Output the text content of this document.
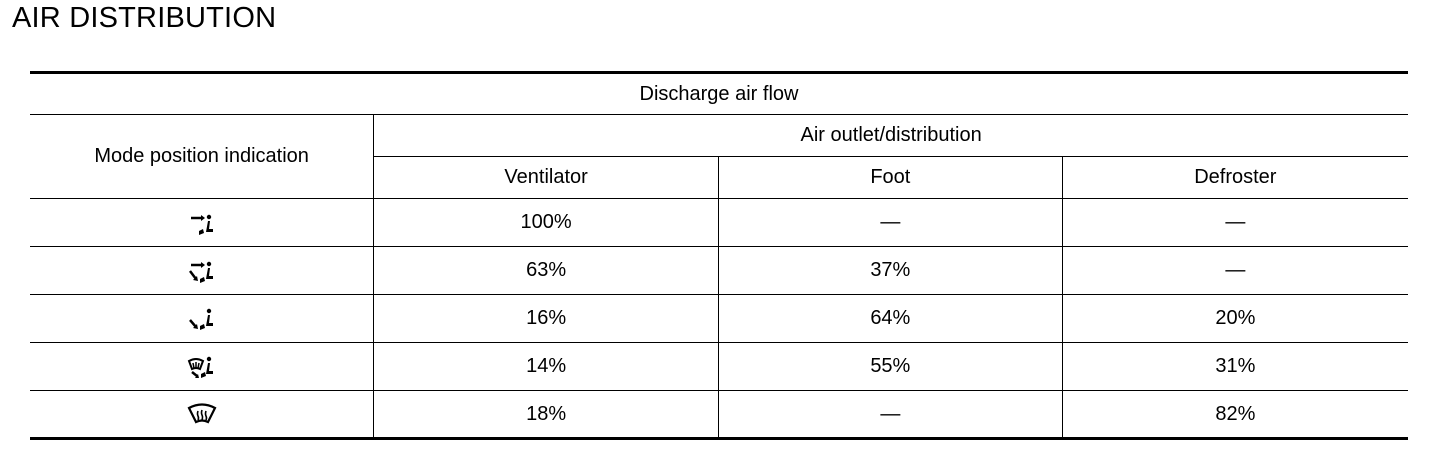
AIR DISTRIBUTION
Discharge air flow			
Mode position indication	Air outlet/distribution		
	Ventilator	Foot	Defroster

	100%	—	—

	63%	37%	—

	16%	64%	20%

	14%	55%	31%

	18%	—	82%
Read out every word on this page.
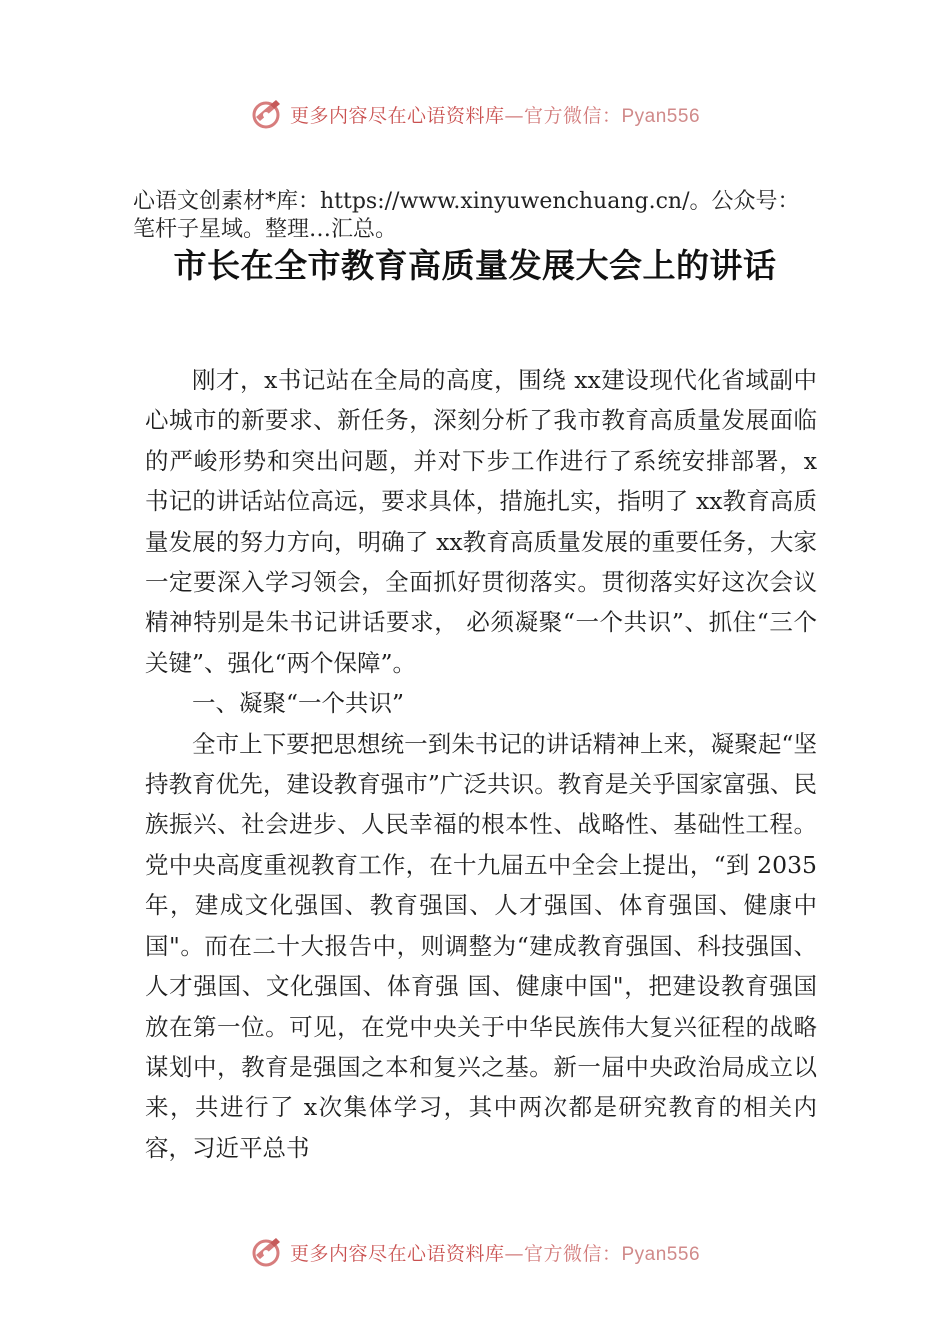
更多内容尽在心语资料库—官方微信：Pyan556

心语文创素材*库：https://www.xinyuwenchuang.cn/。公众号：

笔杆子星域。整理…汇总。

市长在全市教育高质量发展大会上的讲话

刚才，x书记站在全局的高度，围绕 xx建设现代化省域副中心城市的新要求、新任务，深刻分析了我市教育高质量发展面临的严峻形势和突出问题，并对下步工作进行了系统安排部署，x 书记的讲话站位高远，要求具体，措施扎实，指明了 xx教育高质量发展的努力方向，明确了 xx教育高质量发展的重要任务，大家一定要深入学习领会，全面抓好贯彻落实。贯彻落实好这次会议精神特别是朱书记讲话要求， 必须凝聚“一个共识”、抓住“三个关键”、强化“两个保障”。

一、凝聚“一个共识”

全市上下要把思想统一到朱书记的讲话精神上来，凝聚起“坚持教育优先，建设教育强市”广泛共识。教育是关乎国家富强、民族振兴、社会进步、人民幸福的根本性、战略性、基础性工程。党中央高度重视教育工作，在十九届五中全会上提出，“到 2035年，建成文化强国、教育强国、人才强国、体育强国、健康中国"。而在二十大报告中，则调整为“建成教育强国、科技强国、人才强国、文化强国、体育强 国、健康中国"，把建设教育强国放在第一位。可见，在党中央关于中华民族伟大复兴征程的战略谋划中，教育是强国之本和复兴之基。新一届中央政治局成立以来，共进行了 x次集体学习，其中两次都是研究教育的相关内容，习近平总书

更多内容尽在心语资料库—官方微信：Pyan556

WHAT THE TASK ASKS:
Your answer should be a single number: the count of lines in the material above that contain "this".

WRITTEN RESPONSE:
2